Task description:
Write out the listing below in full and exactly, leaving out every picture.

────────

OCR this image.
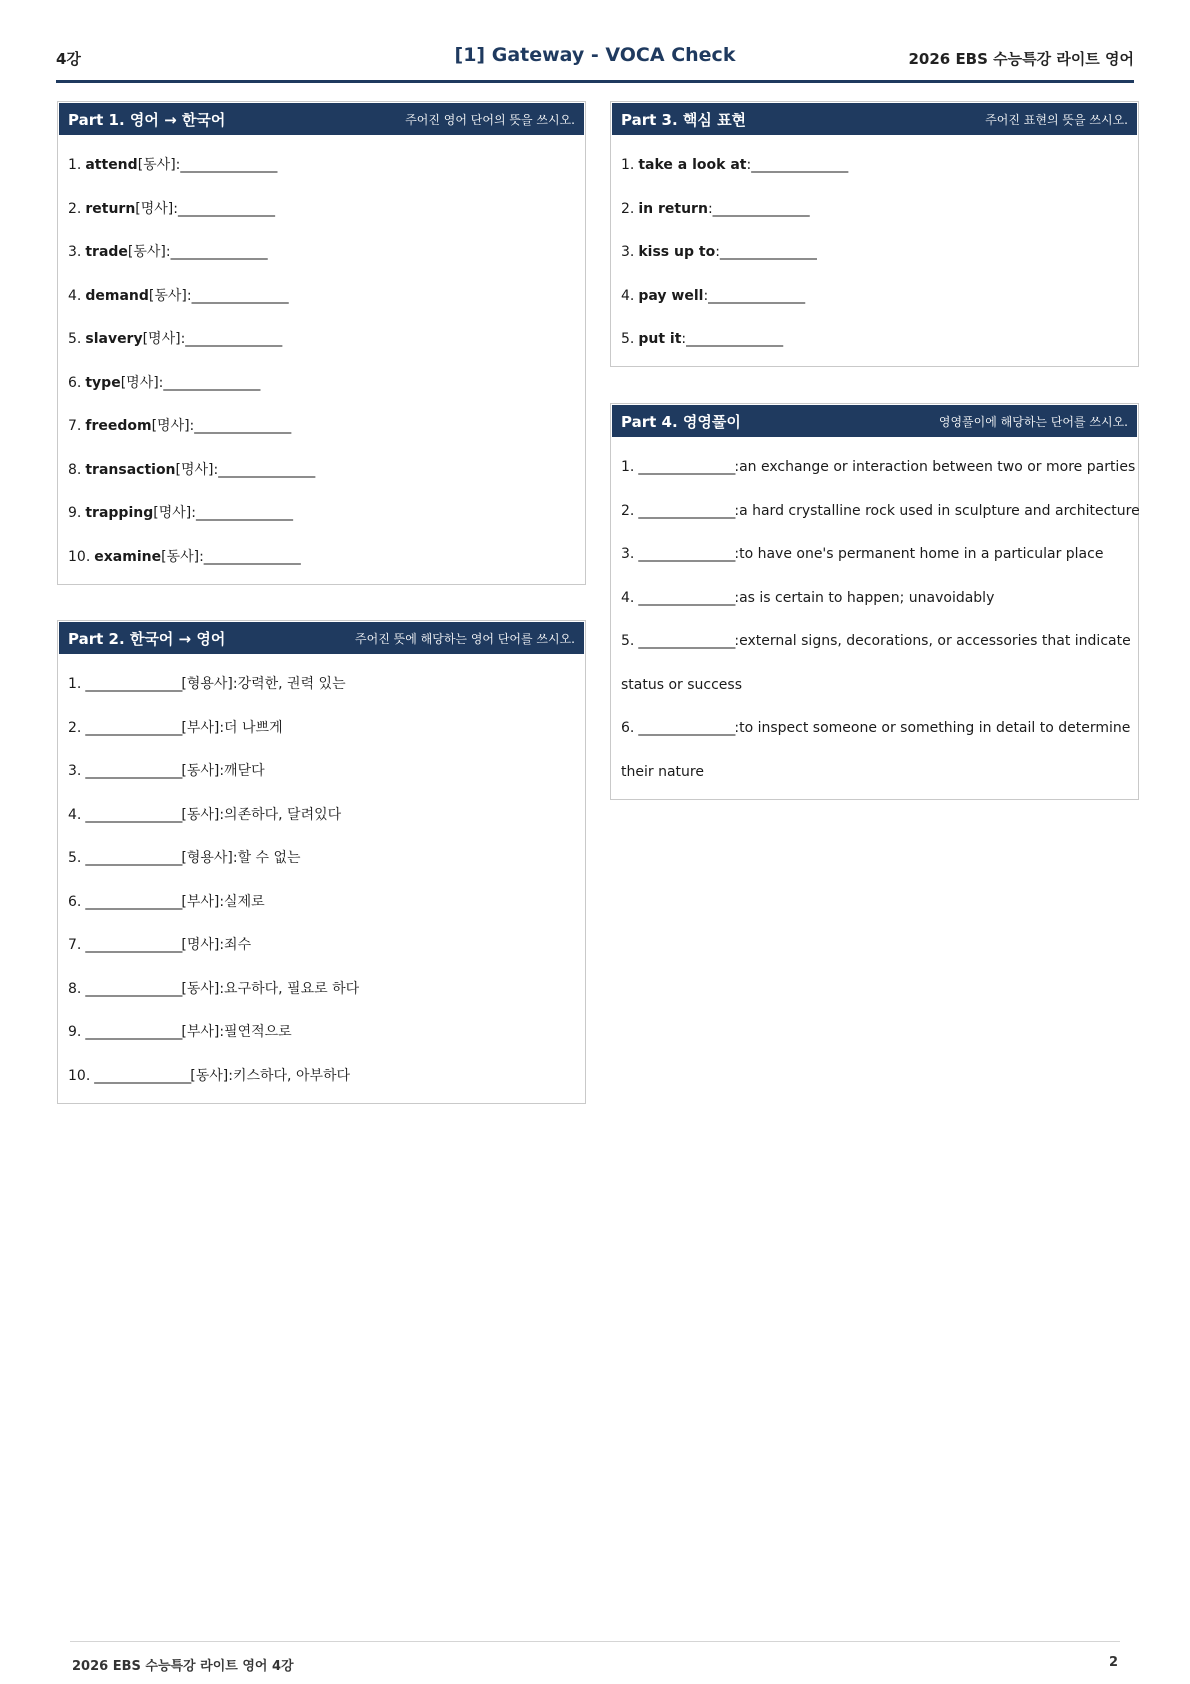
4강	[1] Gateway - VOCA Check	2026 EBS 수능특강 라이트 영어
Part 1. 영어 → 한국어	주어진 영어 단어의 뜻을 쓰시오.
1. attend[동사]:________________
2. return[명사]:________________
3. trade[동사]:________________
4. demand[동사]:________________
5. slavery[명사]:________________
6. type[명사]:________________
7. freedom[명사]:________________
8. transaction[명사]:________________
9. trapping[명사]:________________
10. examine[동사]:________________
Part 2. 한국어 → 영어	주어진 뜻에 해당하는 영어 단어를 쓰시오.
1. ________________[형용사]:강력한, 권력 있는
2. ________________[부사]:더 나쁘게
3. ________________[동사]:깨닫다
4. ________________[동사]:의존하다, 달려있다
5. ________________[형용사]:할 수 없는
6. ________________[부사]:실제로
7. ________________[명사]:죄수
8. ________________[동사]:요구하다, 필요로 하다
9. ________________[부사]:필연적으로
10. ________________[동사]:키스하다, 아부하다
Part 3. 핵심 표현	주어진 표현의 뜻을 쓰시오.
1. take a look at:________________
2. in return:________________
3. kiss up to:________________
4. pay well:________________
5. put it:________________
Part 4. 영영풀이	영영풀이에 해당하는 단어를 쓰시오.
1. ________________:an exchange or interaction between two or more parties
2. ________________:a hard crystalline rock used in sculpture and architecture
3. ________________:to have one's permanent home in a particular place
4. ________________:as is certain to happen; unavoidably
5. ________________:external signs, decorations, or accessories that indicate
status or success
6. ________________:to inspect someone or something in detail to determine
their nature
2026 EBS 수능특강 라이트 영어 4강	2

────────

Correct answer:
OCR this image.
4강	[1] Gateway - VOCA Check	2026 EBS 수능특강 라이트 영어
Part 1. 영어 → 한국어	주어진 영어 단어의 뜻을 쓰시오.
1. attend[동사]:________________
2. return[명사]:________________
3. trade[동사]:________________
4. demand[동사]:________________
5. slavery[명사]:________________
6. type[명사]:________________
7. freedom[명사]:________________
8. transaction[명사]:________________
9. trapping[명사]:________________
10. examine[동사]:________________
Part 2. 한국어 → 영어	주어진 뜻에 해당하는 영어 단어를 쓰시오.
1. ________________[형용사]:강력한, 권력 있는
2. ________________[부사]:더 나쁘게
3. ________________[동사]:깨닫다
4. ________________[동사]:의존하다, 달려있다
5. ________________[형용사]:할 수 없는
6. ________________[부사]:실제로
7. ________________[명사]:죄수
8. ________________[동사]:요구하다, 필요로 하다
9. ________________[부사]:필연적으로
10. ________________[동사]:키스하다, 아부하다
Part 3. 핵심 표현	주어진 표현의 뜻을 쓰시오.
1. take a look at:________________
2. in return:________________
3. kiss up to:________________
4. pay well:________________
5. put it:________________
Part 4. 영영풀이	영영풀이에 해당하는 단어를 쓰시오.
1. ________________:an exchange or interaction between two or more parties
2. ________________:a hard crystalline rock used in sculpture and architecture
3. ________________:to have one's permanent home in a particular place
4. ________________:as is certain to happen; unavoidably
5. ________________:external signs, decorations, or accessories that indicate
status or success
6. ________________:to inspect someone or something in detail to determine
their nature
2026 EBS 수능특강 라이트 영어 4강	2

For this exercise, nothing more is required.